— START OF Data for the task —

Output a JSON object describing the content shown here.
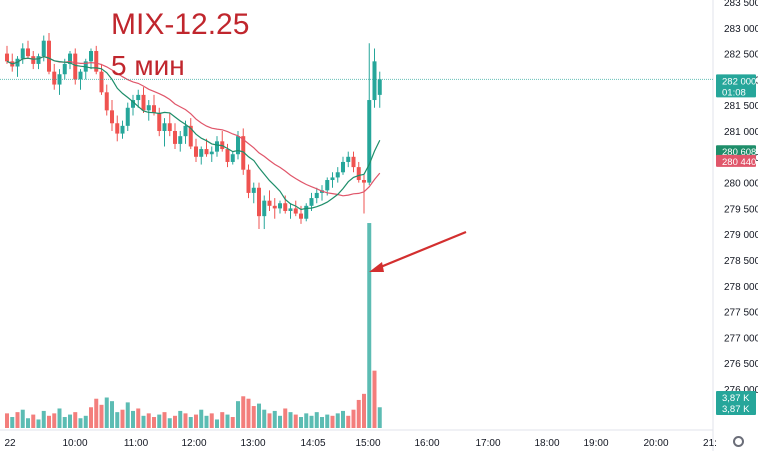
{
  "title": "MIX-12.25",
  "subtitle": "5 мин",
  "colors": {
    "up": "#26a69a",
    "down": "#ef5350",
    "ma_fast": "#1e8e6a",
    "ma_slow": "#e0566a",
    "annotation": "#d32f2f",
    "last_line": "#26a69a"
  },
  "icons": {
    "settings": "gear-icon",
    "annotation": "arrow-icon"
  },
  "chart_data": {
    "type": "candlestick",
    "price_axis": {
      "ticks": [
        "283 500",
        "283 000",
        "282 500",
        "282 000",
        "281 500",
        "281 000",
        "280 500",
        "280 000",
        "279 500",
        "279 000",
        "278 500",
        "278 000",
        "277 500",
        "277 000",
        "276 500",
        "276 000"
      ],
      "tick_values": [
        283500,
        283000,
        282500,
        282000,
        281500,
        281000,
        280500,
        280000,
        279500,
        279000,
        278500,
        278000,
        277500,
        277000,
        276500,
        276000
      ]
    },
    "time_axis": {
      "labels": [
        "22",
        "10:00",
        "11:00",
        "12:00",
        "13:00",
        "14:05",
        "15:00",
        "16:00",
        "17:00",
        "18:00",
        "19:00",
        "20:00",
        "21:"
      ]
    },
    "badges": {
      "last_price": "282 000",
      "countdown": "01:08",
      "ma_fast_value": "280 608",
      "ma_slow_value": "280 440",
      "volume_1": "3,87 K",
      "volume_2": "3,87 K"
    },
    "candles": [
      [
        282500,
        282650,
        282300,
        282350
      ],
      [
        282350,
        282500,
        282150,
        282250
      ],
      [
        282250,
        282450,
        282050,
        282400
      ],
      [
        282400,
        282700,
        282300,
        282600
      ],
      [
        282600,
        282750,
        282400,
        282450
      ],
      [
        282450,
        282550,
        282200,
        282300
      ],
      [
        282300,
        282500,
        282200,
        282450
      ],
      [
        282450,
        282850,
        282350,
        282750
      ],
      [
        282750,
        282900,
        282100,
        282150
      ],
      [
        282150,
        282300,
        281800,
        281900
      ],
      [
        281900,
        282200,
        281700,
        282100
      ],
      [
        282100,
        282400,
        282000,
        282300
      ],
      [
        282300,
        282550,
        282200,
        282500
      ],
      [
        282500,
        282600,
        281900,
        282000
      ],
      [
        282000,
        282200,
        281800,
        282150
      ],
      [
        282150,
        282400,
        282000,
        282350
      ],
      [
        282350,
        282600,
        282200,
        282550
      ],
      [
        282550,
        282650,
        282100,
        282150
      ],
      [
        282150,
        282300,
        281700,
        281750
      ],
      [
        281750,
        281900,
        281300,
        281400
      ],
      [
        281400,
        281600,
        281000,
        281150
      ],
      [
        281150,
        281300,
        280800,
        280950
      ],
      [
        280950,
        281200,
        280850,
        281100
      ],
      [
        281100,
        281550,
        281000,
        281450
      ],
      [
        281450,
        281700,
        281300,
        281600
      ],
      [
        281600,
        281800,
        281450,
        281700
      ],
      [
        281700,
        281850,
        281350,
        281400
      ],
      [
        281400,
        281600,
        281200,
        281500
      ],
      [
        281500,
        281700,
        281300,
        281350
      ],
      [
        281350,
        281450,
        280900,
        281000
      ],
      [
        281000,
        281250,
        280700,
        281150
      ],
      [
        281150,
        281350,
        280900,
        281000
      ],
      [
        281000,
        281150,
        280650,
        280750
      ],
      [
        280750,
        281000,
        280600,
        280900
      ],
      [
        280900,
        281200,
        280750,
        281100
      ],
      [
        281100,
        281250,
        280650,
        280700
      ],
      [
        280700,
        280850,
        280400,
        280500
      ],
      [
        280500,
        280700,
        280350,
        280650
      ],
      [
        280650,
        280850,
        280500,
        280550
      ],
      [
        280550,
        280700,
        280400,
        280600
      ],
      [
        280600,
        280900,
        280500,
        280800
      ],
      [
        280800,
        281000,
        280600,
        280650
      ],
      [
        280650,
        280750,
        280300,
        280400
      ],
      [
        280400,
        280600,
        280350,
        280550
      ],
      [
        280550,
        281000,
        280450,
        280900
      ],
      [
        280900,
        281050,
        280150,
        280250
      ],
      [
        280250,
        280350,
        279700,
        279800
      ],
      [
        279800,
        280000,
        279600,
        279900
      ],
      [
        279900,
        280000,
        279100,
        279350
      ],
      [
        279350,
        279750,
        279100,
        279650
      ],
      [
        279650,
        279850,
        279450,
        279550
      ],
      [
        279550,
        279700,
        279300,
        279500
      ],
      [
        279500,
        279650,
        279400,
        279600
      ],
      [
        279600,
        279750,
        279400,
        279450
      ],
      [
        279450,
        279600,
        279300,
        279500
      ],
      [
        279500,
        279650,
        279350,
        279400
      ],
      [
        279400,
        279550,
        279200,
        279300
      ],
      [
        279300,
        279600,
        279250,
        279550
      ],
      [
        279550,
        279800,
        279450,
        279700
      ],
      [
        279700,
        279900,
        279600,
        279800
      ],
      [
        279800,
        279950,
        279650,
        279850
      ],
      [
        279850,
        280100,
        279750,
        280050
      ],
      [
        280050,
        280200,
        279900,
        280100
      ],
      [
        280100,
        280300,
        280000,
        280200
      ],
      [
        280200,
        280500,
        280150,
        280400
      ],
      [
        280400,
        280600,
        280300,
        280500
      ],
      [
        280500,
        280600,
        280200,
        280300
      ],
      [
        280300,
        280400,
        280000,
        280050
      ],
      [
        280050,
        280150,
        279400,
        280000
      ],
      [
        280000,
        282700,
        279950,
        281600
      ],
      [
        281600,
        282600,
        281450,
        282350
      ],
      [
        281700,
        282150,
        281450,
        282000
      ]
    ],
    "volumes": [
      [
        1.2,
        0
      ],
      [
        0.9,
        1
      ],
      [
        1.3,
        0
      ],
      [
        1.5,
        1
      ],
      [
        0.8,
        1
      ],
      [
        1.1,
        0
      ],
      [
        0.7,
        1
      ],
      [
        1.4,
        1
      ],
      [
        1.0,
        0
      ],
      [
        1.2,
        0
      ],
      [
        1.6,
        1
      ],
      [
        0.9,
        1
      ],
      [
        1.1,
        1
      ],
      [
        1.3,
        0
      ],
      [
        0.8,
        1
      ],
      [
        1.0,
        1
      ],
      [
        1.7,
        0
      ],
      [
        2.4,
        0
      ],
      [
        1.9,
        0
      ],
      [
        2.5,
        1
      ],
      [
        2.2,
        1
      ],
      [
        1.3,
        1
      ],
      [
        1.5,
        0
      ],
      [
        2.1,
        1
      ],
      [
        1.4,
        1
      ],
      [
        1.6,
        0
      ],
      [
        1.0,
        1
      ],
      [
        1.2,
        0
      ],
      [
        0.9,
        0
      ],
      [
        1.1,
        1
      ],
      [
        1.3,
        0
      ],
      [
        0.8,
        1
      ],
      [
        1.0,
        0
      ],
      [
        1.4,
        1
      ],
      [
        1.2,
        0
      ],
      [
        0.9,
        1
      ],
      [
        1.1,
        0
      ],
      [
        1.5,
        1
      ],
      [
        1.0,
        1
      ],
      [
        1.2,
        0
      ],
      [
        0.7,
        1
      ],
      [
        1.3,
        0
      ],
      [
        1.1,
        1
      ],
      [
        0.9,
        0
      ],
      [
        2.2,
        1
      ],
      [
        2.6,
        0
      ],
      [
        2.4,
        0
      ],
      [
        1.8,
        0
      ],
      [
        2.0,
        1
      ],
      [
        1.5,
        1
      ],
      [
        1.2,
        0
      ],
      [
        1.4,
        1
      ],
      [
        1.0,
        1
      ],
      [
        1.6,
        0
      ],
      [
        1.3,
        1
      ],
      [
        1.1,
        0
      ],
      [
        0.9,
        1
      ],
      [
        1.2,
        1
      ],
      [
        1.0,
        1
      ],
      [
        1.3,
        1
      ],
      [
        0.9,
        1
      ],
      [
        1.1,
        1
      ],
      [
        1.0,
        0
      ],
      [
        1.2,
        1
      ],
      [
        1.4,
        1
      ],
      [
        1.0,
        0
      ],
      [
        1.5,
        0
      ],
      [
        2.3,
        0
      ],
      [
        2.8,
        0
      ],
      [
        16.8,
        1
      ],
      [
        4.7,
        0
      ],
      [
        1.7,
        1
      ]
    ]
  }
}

— END OF Data for the task —

**Given problem:** Lines that include the word "annotation" are to be extracted from the data above.

**Problem solution:**
    "annotation": "#d32f2f",
    "annotation": "arrow-icon"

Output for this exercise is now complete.